## STORED RECORDS
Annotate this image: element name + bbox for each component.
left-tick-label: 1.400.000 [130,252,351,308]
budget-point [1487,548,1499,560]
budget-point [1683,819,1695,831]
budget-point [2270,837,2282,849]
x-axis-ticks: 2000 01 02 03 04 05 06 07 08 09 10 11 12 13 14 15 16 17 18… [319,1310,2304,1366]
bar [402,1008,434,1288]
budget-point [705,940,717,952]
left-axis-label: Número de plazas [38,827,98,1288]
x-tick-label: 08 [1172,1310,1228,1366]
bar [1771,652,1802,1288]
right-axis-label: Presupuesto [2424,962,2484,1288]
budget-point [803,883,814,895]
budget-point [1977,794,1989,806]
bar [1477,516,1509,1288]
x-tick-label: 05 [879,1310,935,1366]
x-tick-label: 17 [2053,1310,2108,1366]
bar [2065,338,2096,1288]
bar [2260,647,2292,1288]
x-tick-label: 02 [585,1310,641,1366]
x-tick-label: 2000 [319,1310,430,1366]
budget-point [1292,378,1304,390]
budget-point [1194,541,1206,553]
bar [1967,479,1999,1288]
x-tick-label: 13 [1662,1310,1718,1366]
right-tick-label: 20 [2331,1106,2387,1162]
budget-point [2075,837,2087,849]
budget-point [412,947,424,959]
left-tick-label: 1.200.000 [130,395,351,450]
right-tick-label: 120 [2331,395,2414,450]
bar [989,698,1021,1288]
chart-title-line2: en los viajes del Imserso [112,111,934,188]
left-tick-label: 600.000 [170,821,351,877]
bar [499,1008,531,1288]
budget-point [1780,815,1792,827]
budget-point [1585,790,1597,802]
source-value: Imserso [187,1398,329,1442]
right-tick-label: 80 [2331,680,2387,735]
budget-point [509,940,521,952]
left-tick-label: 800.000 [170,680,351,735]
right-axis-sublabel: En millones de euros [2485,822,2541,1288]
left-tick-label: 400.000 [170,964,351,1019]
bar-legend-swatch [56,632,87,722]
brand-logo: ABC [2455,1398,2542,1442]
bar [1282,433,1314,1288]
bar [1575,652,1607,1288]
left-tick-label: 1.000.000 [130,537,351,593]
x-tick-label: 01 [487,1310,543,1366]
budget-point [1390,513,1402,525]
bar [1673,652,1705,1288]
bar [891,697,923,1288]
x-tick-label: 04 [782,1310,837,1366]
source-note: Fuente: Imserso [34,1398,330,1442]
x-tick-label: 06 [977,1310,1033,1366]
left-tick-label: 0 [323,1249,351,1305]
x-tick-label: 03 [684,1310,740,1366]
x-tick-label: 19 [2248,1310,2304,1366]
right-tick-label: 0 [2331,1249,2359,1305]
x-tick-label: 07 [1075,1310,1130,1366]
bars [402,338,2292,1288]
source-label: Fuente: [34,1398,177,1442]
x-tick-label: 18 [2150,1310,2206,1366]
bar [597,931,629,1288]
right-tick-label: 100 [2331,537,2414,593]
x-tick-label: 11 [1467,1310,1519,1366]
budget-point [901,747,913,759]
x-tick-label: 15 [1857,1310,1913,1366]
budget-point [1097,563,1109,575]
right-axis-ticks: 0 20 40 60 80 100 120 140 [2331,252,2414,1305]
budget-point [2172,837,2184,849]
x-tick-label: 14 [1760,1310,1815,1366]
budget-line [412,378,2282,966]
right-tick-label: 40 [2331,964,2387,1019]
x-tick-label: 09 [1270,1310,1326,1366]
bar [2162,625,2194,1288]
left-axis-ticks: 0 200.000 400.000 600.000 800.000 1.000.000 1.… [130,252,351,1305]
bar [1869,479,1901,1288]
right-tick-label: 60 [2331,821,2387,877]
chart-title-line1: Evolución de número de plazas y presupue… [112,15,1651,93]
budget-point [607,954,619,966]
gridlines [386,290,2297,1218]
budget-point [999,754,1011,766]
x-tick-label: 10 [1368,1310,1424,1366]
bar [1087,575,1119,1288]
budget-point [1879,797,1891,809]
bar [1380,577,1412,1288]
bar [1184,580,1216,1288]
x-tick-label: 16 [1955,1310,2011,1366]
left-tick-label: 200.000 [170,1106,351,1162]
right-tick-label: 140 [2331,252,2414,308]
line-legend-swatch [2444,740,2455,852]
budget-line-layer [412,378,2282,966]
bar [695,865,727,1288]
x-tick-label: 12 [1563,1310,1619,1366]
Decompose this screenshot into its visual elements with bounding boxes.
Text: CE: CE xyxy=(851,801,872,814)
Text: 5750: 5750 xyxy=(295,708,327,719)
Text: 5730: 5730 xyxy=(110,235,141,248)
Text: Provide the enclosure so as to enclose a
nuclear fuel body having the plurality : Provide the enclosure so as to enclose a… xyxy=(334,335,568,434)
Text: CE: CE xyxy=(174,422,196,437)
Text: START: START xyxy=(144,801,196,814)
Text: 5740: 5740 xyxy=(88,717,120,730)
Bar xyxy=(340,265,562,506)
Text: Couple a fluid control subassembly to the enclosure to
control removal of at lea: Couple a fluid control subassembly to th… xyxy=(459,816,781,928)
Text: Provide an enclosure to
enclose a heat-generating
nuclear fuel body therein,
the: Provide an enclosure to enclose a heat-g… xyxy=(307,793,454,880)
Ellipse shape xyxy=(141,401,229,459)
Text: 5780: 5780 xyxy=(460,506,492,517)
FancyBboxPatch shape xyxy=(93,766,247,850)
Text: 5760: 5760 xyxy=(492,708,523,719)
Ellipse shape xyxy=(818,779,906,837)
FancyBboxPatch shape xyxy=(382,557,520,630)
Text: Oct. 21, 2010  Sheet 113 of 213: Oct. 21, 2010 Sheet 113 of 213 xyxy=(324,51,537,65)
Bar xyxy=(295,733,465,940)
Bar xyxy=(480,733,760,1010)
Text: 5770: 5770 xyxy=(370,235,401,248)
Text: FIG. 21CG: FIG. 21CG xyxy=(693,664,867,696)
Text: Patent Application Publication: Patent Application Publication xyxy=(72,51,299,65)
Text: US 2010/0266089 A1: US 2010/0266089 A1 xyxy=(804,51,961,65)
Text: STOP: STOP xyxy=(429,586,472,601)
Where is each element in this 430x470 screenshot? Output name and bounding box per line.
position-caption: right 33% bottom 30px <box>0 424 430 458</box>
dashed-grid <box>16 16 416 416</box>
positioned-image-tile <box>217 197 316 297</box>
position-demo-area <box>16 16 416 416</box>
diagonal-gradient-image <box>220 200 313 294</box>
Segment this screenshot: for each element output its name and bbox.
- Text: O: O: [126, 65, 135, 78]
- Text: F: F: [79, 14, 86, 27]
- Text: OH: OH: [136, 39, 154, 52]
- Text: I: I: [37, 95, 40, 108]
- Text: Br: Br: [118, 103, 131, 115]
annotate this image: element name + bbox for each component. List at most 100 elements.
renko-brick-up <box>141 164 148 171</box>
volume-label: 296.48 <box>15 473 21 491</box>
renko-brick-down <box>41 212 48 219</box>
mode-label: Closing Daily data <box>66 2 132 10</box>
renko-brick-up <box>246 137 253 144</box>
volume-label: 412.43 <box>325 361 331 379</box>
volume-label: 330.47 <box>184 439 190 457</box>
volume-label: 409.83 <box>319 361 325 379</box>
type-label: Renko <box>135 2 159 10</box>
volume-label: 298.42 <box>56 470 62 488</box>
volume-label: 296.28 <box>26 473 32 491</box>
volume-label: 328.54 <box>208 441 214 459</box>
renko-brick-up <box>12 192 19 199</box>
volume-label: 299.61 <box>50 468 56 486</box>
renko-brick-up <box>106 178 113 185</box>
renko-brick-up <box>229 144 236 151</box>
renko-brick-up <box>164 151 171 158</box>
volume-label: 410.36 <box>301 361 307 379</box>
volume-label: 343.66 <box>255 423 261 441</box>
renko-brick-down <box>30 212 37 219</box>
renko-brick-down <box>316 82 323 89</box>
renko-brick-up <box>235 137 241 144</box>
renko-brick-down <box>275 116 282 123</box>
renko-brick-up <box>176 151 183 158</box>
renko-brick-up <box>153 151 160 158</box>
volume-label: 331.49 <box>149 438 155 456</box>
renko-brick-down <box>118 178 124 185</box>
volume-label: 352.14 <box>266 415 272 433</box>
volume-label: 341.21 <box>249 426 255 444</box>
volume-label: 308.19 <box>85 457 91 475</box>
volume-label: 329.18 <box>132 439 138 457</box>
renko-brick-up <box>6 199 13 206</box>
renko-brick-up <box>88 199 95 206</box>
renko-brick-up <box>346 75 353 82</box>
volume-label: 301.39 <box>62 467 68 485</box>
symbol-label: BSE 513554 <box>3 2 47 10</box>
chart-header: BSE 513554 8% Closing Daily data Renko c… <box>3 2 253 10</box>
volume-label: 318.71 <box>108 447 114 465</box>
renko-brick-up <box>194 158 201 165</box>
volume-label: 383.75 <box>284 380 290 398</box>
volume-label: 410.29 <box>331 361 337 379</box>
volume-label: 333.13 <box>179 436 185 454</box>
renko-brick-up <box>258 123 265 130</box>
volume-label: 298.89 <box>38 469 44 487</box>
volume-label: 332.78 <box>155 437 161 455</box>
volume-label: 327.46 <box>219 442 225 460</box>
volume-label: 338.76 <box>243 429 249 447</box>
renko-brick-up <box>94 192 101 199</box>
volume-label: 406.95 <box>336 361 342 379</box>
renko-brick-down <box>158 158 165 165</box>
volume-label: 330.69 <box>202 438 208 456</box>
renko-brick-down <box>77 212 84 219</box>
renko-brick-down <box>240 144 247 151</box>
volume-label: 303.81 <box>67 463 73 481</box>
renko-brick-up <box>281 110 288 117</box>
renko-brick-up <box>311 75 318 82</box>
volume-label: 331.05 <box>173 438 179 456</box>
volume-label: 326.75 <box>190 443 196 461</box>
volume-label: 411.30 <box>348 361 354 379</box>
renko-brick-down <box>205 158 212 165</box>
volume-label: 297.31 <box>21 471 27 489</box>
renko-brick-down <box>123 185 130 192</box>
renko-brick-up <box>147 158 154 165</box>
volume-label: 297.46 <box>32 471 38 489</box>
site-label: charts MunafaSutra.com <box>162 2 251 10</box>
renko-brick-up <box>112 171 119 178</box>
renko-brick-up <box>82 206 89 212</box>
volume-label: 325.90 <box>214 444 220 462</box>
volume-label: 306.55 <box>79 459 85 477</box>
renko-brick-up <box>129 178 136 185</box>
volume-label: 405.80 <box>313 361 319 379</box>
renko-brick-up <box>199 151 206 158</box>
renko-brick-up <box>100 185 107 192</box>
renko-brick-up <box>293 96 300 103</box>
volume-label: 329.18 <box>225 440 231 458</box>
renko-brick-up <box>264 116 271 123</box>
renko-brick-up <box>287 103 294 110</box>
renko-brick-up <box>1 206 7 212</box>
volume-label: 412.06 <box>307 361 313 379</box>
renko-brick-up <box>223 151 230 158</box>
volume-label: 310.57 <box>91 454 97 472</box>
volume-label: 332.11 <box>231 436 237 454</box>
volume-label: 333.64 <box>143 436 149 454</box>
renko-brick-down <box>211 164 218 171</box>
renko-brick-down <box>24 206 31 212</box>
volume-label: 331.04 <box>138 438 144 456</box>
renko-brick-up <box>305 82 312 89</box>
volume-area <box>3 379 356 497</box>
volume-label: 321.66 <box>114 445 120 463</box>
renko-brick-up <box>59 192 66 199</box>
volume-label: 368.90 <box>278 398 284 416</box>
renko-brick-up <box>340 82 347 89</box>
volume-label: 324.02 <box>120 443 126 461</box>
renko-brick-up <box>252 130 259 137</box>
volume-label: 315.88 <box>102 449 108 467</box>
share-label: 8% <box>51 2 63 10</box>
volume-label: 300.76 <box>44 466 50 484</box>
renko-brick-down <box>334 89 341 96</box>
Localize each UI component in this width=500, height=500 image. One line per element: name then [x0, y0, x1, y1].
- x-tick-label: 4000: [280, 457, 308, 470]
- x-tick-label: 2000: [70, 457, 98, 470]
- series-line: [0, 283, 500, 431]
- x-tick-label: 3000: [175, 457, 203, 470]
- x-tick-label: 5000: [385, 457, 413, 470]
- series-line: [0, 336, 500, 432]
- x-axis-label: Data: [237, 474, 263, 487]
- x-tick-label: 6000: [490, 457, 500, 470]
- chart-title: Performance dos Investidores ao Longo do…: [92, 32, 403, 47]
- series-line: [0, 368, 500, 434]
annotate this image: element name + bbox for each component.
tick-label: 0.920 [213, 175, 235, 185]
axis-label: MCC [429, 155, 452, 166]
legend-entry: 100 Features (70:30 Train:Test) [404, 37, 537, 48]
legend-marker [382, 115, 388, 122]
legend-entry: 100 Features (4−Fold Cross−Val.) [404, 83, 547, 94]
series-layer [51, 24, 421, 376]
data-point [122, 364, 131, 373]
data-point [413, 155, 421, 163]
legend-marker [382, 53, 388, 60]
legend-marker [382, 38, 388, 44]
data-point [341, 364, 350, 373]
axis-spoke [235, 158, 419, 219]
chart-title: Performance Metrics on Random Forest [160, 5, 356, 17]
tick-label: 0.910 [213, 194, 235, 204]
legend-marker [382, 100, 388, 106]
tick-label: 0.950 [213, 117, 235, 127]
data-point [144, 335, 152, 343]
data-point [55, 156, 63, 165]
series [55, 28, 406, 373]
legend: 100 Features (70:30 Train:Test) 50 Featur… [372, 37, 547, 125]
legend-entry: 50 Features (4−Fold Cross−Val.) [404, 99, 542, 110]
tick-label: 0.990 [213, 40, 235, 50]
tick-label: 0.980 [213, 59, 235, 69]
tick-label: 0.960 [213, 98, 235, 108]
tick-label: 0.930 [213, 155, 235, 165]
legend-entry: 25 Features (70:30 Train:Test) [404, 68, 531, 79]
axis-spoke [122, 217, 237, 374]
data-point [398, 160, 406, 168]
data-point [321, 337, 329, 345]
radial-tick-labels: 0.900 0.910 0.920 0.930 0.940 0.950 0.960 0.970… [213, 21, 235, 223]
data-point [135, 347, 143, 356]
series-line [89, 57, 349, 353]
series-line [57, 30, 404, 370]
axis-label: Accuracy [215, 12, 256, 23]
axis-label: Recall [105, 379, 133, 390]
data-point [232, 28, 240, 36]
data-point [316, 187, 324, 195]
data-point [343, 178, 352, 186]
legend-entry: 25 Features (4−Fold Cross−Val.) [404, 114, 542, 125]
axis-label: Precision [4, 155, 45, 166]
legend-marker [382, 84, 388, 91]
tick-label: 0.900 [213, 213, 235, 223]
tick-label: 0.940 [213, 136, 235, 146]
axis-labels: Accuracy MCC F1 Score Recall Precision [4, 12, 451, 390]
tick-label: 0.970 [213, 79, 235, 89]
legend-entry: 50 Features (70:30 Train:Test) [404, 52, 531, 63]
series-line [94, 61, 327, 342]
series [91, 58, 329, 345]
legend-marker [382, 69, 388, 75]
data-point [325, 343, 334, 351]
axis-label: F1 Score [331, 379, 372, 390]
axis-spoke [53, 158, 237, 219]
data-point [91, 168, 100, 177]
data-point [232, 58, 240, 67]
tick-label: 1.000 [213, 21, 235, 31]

## TASK DESCRIPTION
Reproduce the stretch of the listing above from its first line through the line containing "right-axis-sublabel: En millones", word for word.

## SOLUTION TO THIS PROBLEM
Annotate this image: element name + bbox for each component.
left-tick-label: 1.400.000 [130,252,351,308]
budget-point [1487,548,1499,560]
budget-point [1683,819,1695,831]
budget-point [2270,837,2282,849]
x-axis-ticks: 2000 01 02 03 04 05 06 07 08 09 10 11 12 13 14 15 16 17 18… [319,1310,2304,1366]
bar [402,1008,434,1288]
budget-point [705,940,717,952]
left-axis-label: Número de plazas [38,827,98,1288]
x-tick-label: 08 [1172,1310,1228,1366]
bar [1771,652,1802,1288]
right-axis-label: Presupuesto [2424,962,2484,1288]
budget-point [803,883,814,895]
budget-point [1977,794,1989,806]
bar [1477,516,1509,1288]
x-tick-label: 05 [879,1310,935,1366]
x-tick-label: 17 [2053,1310,2108,1366]
bar [2065,338,2096,1288]
bar [2260,647,2292,1288]
x-tick-label: 02 [585,1310,641,1366]
x-tick-label: 2000 [319,1310,430,1366]
budget-point [1292,378,1304,390]
budget-point [1194,541,1206,553]
bar [1967,479,1999,1288]
x-tick-label: 13 [1662,1310,1718,1366]
right-tick-label: 20 [2331,1106,2387,1162]
budget-point [2075,837,2087,849]
budget-point [412,947,424,959]
left-tick-label: 1.200.000 [130,395,351,450]
right-tick-label: 120 [2331,395,2414,450]
bar [989,698,1021,1288]
chart-title-line2: en los viajes del Imserso [112,111,934,188]
left-tick-label: 600.000 [170,821,351,877]
bar [499,1008,531,1288]
budget-point [1780,815,1792,827]
budget-point [1585,790,1597,802]
source-value: Imserso [187,1398,329,1442]
right-tick-label: 80 [2331,680,2387,735]
budget-point [509,940,521,952]
left-tick-label: 800.000 [170,680,351,735]
right-axis-sublabel: En millones de euros [2485,822,2541,1288]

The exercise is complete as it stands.